**Directions:**
Look through the records and report how many lines include the word "assembly", with no other words.
+ + + + +
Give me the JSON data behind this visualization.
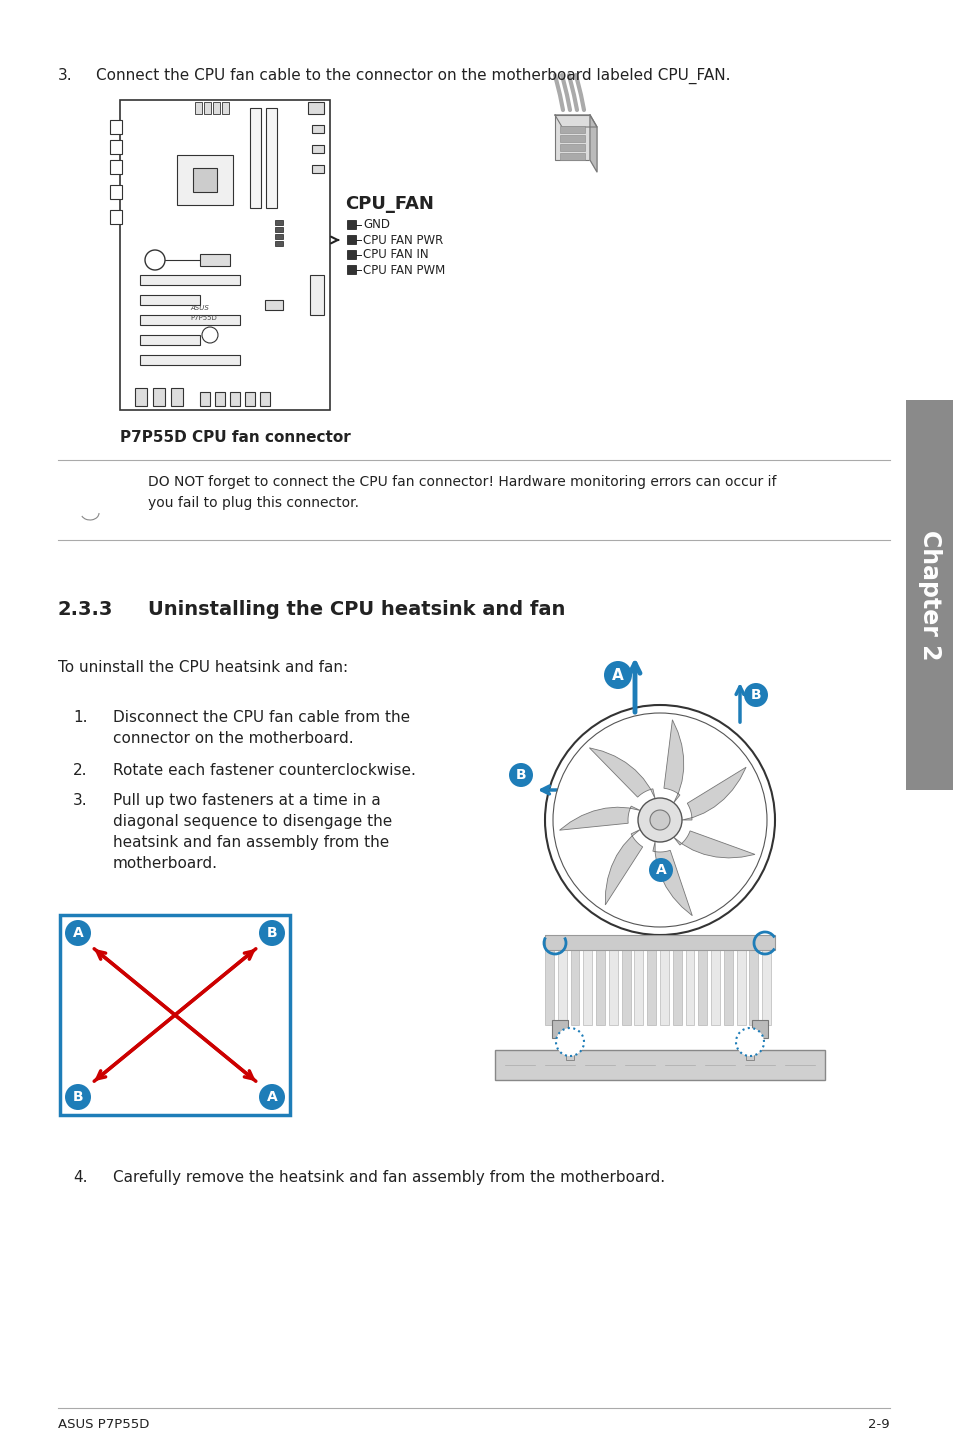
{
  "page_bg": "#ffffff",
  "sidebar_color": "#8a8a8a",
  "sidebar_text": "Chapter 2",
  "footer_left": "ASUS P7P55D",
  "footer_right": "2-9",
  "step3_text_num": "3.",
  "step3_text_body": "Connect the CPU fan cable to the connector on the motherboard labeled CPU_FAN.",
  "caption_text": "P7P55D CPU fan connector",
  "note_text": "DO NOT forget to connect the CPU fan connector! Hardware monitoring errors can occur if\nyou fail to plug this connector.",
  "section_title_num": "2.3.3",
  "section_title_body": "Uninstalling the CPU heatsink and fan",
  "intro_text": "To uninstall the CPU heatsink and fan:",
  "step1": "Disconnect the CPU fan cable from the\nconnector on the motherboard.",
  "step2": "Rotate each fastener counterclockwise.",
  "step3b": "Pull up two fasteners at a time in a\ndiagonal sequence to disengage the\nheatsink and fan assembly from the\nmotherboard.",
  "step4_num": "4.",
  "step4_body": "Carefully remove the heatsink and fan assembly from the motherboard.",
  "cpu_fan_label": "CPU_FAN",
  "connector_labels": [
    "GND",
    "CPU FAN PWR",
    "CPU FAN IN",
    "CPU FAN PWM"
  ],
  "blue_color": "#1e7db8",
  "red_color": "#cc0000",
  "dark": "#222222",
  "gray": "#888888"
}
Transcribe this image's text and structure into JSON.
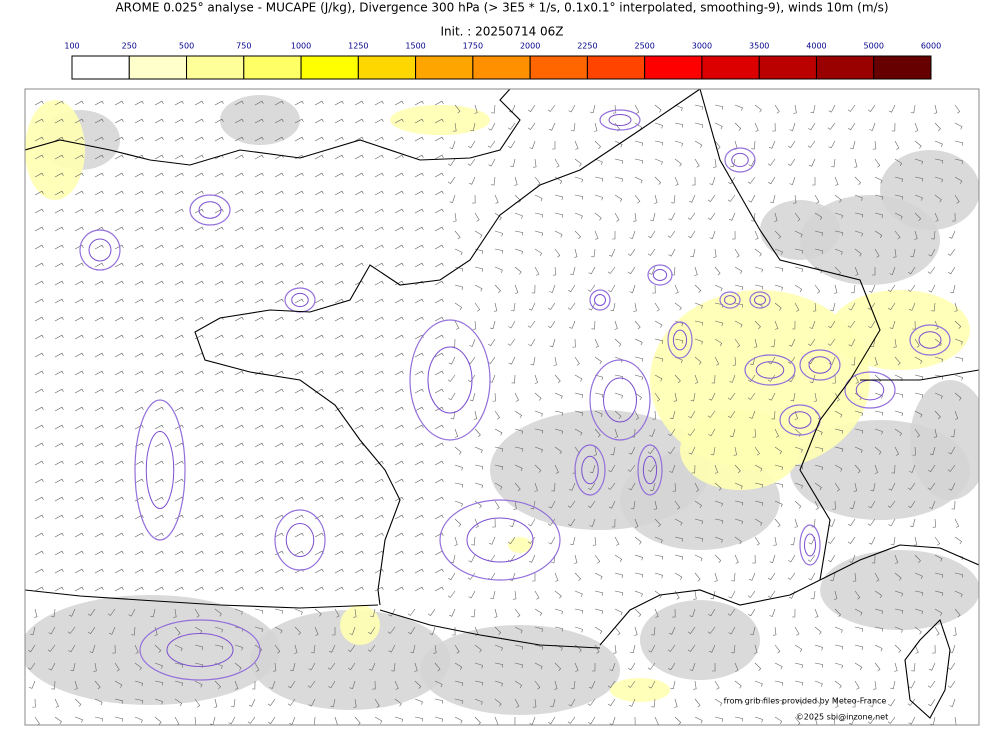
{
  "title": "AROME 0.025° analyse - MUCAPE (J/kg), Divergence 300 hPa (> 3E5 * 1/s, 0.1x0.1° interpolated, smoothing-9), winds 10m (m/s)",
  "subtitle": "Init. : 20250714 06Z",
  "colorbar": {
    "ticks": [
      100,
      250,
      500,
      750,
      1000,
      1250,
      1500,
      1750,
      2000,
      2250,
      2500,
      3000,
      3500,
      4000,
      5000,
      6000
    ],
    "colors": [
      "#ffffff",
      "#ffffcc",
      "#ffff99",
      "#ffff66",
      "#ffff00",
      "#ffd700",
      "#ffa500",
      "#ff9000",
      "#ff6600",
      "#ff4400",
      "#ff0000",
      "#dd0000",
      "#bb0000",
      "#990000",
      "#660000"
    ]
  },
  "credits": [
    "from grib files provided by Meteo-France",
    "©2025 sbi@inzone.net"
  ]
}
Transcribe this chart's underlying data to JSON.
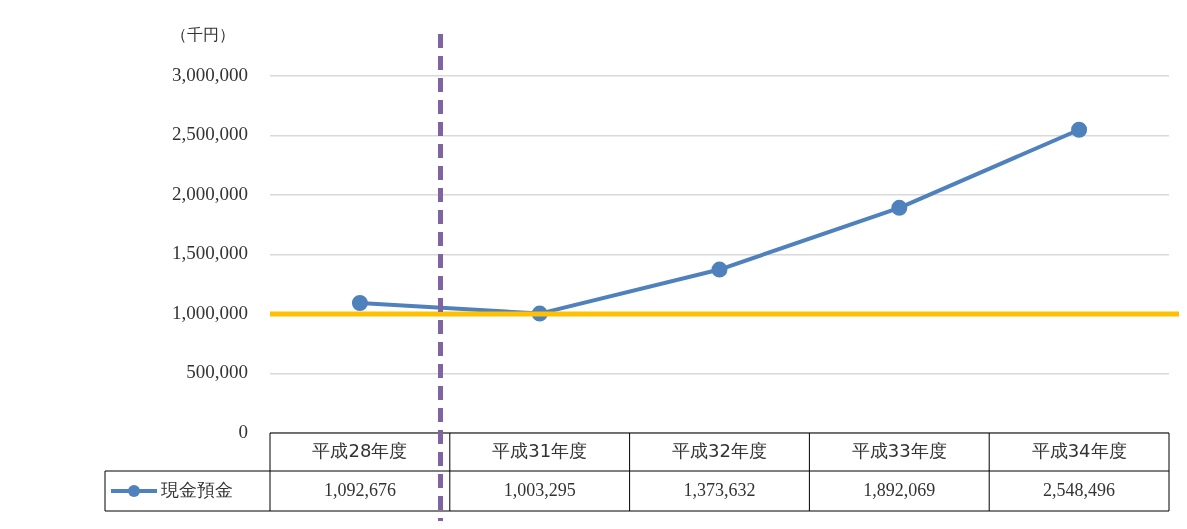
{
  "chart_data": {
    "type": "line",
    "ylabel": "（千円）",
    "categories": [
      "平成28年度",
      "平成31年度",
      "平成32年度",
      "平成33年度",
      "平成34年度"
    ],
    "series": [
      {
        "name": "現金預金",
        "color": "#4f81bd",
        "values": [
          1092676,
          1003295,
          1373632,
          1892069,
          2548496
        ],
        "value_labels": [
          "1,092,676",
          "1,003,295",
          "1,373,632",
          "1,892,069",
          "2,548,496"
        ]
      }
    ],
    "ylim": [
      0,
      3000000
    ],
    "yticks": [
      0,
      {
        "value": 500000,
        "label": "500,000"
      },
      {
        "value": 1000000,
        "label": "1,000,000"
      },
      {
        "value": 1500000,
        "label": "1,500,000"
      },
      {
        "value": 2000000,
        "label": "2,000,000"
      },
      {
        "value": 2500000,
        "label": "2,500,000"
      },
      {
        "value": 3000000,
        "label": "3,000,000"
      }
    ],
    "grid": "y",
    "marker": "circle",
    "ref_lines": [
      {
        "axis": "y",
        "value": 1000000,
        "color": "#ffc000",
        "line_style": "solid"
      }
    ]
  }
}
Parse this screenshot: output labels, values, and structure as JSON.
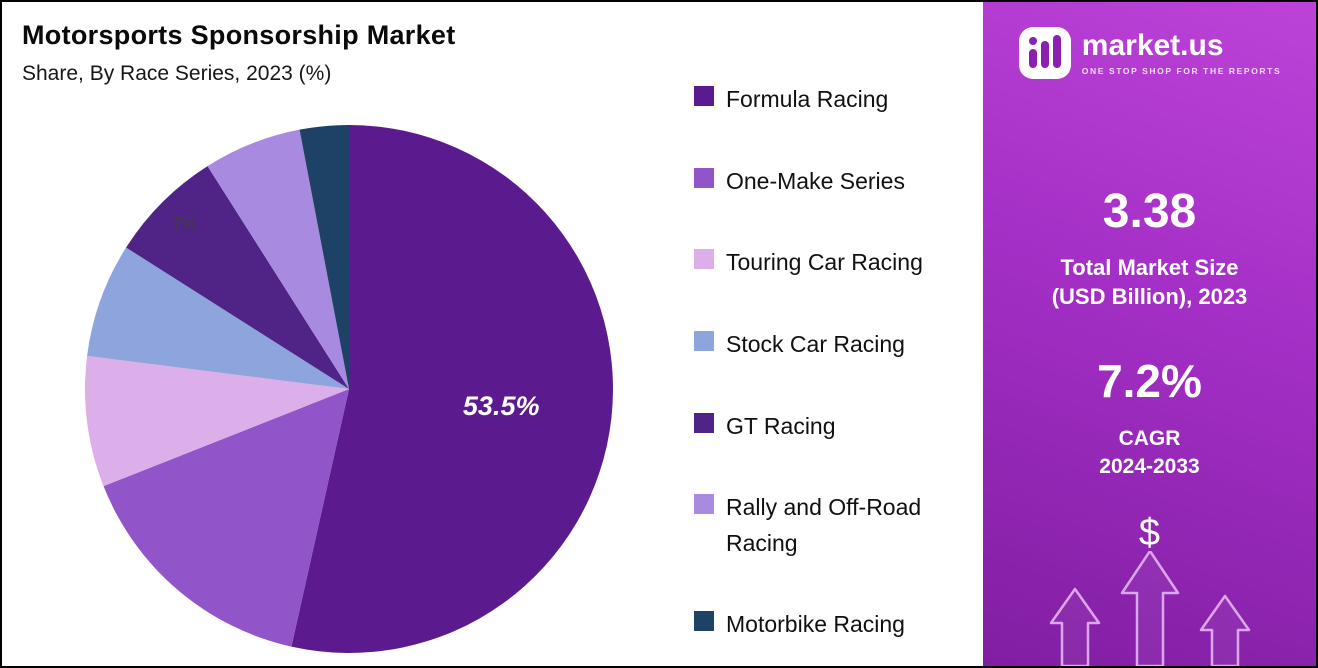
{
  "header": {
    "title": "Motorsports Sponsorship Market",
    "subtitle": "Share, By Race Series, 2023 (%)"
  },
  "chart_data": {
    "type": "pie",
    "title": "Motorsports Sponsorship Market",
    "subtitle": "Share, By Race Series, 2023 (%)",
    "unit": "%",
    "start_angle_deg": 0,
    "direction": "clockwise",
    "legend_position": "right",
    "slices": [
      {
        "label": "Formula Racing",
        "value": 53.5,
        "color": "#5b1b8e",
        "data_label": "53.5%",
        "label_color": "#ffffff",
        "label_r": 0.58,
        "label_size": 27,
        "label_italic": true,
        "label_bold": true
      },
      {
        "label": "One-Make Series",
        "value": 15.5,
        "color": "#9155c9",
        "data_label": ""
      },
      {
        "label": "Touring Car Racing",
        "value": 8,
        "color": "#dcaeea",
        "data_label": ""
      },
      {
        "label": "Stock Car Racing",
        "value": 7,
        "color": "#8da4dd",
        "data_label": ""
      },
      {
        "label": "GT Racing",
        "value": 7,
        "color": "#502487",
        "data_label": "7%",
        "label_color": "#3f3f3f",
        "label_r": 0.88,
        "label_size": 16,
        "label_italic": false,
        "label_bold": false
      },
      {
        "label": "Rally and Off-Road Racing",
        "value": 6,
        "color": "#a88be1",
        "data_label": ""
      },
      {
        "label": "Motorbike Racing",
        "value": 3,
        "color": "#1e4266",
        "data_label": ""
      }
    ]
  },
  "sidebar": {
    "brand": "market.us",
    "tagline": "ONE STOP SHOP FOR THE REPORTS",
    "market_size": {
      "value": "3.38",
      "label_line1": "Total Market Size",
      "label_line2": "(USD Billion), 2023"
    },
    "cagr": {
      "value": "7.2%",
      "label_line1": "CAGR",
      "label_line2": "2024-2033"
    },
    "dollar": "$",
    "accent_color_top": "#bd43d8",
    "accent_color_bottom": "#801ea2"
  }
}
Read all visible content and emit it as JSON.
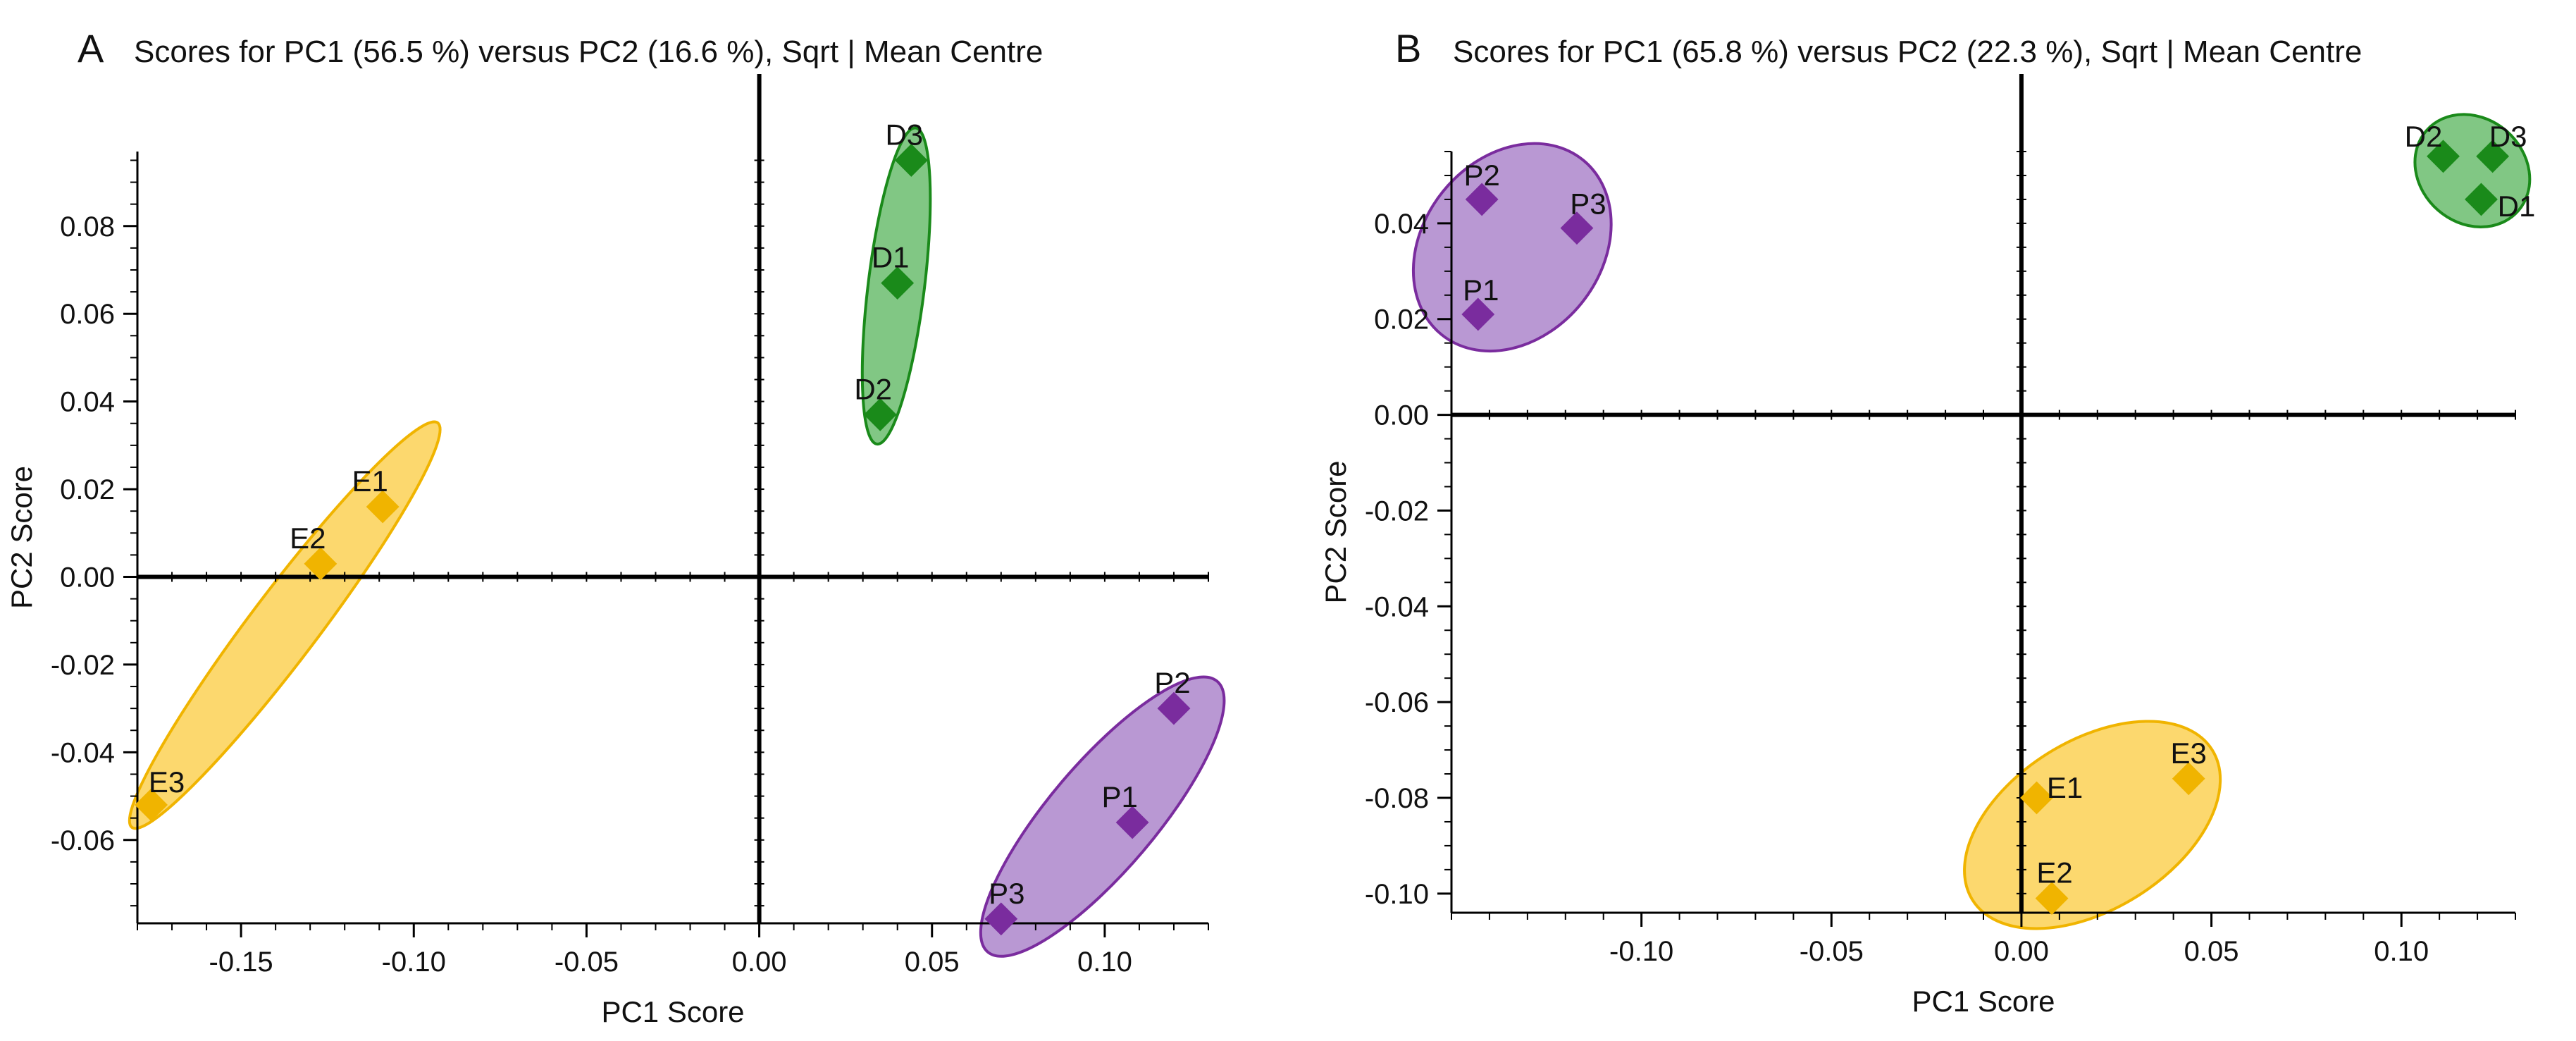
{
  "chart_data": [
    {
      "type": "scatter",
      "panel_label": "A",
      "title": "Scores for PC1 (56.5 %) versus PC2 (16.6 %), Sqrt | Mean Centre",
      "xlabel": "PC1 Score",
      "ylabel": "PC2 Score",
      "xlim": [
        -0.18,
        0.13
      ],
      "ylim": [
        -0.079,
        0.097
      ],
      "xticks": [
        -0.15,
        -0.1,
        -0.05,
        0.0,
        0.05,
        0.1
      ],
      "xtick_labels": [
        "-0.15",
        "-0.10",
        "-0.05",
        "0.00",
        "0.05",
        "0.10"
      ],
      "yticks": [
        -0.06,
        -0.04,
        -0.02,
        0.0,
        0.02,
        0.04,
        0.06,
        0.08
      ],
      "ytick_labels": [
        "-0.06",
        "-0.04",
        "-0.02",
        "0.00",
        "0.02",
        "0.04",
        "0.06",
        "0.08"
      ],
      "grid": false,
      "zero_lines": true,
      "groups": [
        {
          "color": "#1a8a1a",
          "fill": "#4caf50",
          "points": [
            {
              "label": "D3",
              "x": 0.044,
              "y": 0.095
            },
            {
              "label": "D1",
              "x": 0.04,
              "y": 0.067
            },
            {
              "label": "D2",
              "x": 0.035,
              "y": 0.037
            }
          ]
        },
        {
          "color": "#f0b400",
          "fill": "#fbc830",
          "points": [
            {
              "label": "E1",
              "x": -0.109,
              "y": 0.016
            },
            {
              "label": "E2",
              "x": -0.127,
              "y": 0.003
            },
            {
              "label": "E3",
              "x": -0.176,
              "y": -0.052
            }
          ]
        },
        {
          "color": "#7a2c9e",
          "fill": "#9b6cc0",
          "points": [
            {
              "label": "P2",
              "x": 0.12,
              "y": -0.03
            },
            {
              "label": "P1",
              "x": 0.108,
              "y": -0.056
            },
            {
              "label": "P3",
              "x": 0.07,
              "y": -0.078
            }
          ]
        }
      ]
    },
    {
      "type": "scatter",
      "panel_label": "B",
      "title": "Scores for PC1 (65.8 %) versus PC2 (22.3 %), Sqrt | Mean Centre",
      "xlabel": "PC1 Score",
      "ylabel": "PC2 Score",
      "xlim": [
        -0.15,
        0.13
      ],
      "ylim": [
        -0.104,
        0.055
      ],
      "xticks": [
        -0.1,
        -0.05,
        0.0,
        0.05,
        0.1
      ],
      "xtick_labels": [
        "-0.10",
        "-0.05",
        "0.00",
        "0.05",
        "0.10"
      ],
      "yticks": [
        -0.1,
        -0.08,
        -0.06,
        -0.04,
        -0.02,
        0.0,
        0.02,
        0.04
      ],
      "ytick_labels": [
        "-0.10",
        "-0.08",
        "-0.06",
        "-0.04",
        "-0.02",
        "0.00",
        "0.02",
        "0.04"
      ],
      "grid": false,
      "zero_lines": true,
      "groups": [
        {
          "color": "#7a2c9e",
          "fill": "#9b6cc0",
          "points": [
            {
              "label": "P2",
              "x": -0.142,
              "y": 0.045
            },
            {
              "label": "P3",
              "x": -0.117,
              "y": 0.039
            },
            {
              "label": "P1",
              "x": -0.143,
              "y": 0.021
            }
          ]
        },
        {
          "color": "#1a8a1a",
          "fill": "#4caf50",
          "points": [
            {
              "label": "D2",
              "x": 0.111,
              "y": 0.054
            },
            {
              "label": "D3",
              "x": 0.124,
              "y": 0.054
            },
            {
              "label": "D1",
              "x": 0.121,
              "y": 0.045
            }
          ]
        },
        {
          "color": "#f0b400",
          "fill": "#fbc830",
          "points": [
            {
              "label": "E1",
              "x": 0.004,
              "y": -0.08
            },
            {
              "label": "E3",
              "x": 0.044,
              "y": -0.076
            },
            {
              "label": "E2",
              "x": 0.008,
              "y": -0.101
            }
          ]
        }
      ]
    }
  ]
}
+ + + + +
**Answer for the task:**
2